(The exercise) Starting at the top of the data items below and ending with the line that contains "y-tick-label: 40 — [38, 247, 59, 268]", format those lines as a JSON list of strings with one string per line. Leave out blank lines.

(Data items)
-*-
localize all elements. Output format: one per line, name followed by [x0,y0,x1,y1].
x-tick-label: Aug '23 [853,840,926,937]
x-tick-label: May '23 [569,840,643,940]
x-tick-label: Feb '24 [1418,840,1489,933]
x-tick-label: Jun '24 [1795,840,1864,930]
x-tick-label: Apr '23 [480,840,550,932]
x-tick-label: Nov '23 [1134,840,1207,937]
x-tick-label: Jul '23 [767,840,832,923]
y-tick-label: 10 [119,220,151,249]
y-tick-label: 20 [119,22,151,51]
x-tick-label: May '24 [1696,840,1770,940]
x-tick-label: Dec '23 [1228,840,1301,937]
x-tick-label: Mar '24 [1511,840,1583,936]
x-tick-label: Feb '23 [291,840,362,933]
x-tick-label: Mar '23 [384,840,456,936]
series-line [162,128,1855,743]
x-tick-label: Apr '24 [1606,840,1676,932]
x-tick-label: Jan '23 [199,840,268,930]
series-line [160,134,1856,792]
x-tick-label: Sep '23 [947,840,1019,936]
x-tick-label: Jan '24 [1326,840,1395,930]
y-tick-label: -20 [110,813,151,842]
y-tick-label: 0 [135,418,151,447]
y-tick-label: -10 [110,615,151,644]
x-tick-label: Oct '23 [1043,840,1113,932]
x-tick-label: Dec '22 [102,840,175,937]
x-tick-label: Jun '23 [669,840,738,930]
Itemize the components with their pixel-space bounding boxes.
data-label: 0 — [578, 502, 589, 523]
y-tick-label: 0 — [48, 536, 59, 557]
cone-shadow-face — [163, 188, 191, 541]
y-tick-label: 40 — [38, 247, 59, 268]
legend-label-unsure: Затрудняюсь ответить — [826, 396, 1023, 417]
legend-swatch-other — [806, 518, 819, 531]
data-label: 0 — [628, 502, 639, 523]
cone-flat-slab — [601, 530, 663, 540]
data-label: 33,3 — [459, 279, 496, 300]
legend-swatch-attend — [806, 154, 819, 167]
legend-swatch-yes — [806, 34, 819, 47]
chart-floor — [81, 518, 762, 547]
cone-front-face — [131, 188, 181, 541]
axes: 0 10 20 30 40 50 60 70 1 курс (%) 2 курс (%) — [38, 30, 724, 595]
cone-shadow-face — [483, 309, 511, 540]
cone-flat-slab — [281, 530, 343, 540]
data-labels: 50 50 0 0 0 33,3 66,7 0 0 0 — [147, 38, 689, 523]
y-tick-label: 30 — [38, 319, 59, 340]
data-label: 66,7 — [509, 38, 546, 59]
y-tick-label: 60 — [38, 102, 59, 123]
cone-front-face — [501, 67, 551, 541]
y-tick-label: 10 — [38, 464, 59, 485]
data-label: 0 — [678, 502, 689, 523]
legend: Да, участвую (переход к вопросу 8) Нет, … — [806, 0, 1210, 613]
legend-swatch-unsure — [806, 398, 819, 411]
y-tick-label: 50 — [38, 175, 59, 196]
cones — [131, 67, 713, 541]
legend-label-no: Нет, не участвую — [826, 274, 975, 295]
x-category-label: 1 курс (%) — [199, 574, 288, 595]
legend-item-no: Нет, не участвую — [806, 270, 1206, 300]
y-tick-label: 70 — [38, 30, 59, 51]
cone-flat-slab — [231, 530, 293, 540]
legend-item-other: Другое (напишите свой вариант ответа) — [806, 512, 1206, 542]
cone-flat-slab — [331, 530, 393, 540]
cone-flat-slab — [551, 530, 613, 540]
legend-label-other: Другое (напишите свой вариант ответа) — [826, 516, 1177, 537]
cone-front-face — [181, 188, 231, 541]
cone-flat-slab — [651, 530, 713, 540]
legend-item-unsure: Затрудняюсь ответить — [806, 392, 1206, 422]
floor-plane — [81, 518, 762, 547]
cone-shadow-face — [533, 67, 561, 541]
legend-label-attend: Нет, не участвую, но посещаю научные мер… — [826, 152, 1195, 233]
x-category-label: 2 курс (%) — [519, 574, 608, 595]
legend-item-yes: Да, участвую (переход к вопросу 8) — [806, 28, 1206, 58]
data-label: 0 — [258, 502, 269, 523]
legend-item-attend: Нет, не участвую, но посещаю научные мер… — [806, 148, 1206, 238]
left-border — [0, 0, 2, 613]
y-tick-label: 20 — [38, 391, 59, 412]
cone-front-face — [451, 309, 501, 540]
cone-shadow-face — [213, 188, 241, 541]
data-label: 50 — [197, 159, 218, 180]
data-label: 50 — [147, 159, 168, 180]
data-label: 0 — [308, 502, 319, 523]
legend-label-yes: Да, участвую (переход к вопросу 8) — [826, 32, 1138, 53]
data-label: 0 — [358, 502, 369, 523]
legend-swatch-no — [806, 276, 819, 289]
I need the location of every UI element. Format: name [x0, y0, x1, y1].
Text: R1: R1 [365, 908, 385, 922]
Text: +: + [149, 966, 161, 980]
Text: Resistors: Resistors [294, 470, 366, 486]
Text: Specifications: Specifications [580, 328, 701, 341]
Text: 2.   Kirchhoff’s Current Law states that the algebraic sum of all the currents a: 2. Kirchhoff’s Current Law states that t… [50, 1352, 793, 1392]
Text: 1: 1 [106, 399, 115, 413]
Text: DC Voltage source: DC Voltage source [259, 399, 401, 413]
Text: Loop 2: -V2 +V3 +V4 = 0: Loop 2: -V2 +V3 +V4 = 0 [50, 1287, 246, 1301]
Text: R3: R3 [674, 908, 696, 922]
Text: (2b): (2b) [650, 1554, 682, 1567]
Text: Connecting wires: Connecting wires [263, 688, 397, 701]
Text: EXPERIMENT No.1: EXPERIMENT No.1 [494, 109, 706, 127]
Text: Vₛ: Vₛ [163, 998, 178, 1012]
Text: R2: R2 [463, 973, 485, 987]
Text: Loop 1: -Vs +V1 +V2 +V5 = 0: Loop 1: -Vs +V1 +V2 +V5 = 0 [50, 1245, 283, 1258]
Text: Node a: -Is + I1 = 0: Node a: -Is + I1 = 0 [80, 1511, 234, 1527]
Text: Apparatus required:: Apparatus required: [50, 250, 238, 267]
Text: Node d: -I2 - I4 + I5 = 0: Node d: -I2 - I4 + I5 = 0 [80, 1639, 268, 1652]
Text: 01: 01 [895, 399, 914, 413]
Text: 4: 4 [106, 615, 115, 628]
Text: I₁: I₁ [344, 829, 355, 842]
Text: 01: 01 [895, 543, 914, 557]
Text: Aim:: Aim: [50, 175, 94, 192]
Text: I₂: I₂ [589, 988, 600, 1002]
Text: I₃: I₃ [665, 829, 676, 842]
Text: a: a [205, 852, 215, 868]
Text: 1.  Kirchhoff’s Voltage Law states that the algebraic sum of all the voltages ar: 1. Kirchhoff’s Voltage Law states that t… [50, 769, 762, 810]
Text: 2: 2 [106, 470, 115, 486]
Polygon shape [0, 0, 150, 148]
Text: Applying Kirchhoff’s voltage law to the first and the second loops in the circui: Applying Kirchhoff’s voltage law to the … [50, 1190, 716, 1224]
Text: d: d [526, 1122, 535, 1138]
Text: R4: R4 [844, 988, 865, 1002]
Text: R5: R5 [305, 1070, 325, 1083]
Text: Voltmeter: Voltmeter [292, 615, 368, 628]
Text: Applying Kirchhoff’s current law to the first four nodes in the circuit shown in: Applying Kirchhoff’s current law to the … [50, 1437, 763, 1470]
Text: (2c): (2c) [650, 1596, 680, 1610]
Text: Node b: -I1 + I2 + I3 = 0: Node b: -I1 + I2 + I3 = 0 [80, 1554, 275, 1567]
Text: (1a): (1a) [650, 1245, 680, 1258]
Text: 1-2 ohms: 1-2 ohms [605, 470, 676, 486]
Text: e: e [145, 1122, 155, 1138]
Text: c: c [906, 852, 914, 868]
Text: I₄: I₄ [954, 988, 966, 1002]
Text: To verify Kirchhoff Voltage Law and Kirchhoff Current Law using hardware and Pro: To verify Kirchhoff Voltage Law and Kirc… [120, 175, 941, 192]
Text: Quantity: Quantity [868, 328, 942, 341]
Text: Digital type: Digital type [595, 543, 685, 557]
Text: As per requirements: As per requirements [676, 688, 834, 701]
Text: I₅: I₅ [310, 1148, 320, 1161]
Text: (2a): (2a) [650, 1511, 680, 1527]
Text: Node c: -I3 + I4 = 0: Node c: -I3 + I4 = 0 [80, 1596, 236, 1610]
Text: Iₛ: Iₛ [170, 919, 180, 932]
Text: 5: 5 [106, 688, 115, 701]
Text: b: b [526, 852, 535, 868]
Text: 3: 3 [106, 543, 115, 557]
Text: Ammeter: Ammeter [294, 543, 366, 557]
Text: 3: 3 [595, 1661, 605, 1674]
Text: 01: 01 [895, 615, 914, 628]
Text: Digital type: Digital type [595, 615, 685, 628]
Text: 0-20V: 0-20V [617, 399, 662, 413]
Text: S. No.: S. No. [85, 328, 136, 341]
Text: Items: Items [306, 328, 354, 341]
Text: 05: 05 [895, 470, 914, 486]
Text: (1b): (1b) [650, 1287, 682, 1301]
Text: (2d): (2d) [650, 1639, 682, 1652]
-*-
(In response)
[
  "localize all elements. Output format: one per line, name followed by [x0,y0,x1,y1].",
  "x-tick-label: Aug '23 [853,840,926,937]",
  "x-tick-label: May '23 [569,840,643,940]",
  "x-tick-label: Feb '24 [1418,840,1489,933]",
  "x-tick-label: Jun '24 [1795,840,1864,930]",
  "x-tick-label: Apr '23 [480,840,550,932]",
  "x-tick-label: Nov '23 [1134,840,1207,937]",
  "x-tick-label: Jul '23 [767,840,832,923]",
  "y-tick-label: 10 [119,220,151,249]",
  "y-tick-label: 20 [119,22,151,51]",
  "x-tick-label: May '24 [1696,840,1770,940]",
  "x-tick-label: Dec '23 [1228,840,1301,937]",
  "x-tick-label: Mar '24 [1511,840,1583,936]",
  "x-tick-label: Feb '23 [291,840,362,933]",
  "x-tick-label: Mar '23 [384,840,456,936]",
  "series-line [162,128,1855,743]",
  "x-tick-label: Apr '24 [1606,840,1676,932]",
  "x-tick-label: Jan '23 [199,840,268,930]",
  "series-line [160,134,1856,792]",
  "x-tick-label: Sep '23 [947,840,1019,936]",
  "x-tick-label: Jan '24 [1326,840,1395,930]",
  "y-tick-label: -20 [110,813,151,842]",
  "y-tick-label: 0 [135,418,151,447]",
  "y-tick-label: -10 [110,615,151,644]",
  "x-tick-label: Oct '23 [1043,840,1113,932]",
  "x-tick-label: Dec '22 [102,840,175,937]",
  "x-tick-label: Jun '23 [669,840,738,930]",
  "Itemize the components with their pixel-space bounding boxes.",
  "data-label: 0 — [578, 502, 589, 523]",
  "y-tick-label: 0 — [48, 536, 59, 557]",
  "cone-shadow-face — [163, 188, 191, 541]",
  "y-tick-label: 40 — [38, 247, 59, 268]"
]